Copy out the data exactly, leaving the pictures behind.

--- BEGIN Exercise inputs ---

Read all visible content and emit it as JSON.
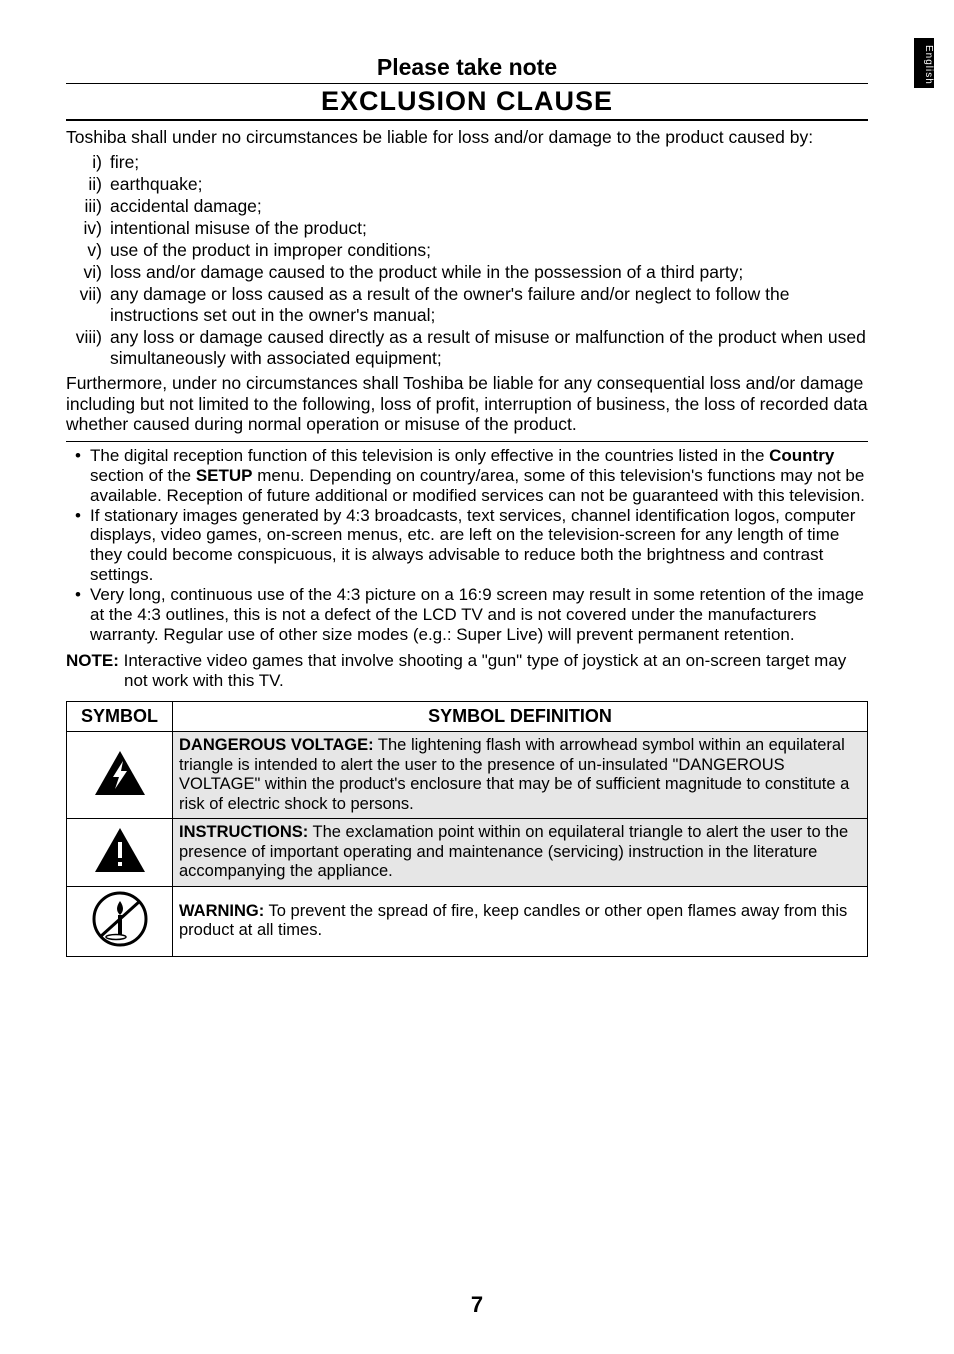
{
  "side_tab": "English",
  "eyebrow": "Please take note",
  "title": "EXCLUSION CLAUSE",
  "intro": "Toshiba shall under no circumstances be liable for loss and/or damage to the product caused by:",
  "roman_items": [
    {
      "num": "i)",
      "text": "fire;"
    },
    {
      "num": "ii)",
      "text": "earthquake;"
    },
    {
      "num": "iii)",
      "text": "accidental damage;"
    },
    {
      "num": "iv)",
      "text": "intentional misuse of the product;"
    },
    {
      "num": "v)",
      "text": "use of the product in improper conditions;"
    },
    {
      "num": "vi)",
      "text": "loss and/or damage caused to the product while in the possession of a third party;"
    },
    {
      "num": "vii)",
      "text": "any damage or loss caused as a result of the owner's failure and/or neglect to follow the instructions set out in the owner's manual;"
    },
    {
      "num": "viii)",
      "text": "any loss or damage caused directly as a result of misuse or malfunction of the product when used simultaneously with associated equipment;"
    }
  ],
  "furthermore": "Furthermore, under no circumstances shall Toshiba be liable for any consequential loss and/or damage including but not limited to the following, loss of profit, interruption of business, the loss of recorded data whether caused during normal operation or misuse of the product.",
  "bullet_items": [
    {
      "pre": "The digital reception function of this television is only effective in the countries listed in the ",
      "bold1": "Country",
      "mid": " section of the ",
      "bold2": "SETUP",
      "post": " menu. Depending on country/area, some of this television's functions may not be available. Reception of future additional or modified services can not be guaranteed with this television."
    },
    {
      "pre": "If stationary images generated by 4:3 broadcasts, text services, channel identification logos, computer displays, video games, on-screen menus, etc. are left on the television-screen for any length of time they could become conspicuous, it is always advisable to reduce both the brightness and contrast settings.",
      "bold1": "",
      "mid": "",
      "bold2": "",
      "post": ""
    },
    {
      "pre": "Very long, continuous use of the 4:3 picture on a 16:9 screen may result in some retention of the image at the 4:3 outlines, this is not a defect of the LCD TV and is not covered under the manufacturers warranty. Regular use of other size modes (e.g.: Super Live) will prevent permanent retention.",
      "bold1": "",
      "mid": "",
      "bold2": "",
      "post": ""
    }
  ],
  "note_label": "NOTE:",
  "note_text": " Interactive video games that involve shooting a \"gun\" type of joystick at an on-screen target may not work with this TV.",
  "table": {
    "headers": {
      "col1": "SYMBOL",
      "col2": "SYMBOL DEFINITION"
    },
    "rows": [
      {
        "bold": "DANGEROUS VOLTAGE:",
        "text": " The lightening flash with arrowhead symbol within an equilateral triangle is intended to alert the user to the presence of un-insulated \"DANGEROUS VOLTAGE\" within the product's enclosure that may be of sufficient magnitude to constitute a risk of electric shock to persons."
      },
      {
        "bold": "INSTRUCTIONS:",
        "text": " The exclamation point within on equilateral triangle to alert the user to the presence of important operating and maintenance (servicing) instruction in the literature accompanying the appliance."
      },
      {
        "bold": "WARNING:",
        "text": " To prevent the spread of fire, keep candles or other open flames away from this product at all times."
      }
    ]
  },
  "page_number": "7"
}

--- END Exercise inputs ---

▶ Result of the task:
Read all visible content and emit it as JSON.
{
  "side_tab": "English",
  "eyebrow": "Please take note",
  "title": "EXCLUSION CLAUSE",
  "intro": "Toshiba shall under no circumstances be liable for loss and/or damage to the product caused by:",
  "roman_items": [
    {
      "num": "i)",
      "text": "fire;"
    },
    {
      "num": "ii)",
      "text": "earthquake;"
    },
    {
      "num": "iii)",
      "text": "accidental damage;"
    },
    {
      "num": "iv)",
      "text": "intentional misuse of the product;"
    },
    {
      "num": "v)",
      "text": "use of the product in improper conditions;"
    },
    {
      "num": "vi)",
      "text": "loss and/or damage caused to the product while in the possession of a third party;"
    },
    {
      "num": "vii)",
      "text": "any damage or loss caused as a result of the owner's failure and/or neglect to follow the instructions set out in the owner's manual;"
    },
    {
      "num": "viii)",
      "text": "any loss or damage caused directly as a result of misuse or malfunction of the product when used simultaneously with associated equipment;"
    }
  ],
  "furthermore": "Furthermore, under no circumstances shall Toshiba be liable for any consequential loss and/or damage including but not limited to the following, loss of profit, interruption of business, the loss of recorded data whether caused during normal operation or misuse of the product.",
  "bullet_items": [
    {
      "pre": "The digital reception function of this television is only effective in the countries listed in the ",
      "bold1": "Country",
      "mid": " section of the ",
      "bold2": "SETUP",
      "post": " menu. Depending on country/area, some of this television's functions may not be available. Reception of future additional or modified services can not be guaranteed with this television."
    },
    {
      "pre": "If stationary images generated by 4:3 broadcasts, text services, channel identification logos, computer displays, video games, on-screen menus, etc. are left on the television-screen for any length of time they could become conspicuous, it is always advisable to reduce both the brightness and contrast settings.",
      "bold1": "",
      "mid": "",
      "bold2": "",
      "post": ""
    },
    {
      "pre": "Very long, continuous use of the 4:3 picture on a 16:9 screen may result in some retention of the image at the 4:3 outlines, this is not a defect of the LCD TV and is not covered under the manufacturers warranty. Regular use of other size modes (e.g.: Super Live) will prevent permanent retention.",
      "bold1": "",
      "mid": "",
      "bold2": "",
      "post": ""
    }
  ],
  "note_label": "NOTE:",
  "note_text": " Interactive video games that involve shooting a \"gun\" type of joystick at an on-screen target may not work with this TV.",
  "table": {
    "headers": {
      "col1": "SYMBOL",
      "col2": "SYMBOL DEFINITION"
    },
    "rows": [
      {
        "bold": "DANGEROUS VOLTAGE:",
        "text": " The lightening flash with arrowhead symbol within an equilateral triangle is intended to alert the user to the presence of un-insulated \"DANGEROUS VOLTAGE\" within the product's enclosure that may be of sufficient magnitude to constitute a risk of electric shock to persons."
      },
      {
        "bold": "INSTRUCTIONS:",
        "text": " The exclamation point within on equilateral triangle to alert the user to the presence of important operating and maintenance (servicing) instruction in the literature accompanying the appliance."
      },
      {
        "bold": "WARNING:",
        "text": " To prevent the spread of fire, keep candles or other open flames away from this product at all times."
      }
    ]
  },
  "page_number": "7"
}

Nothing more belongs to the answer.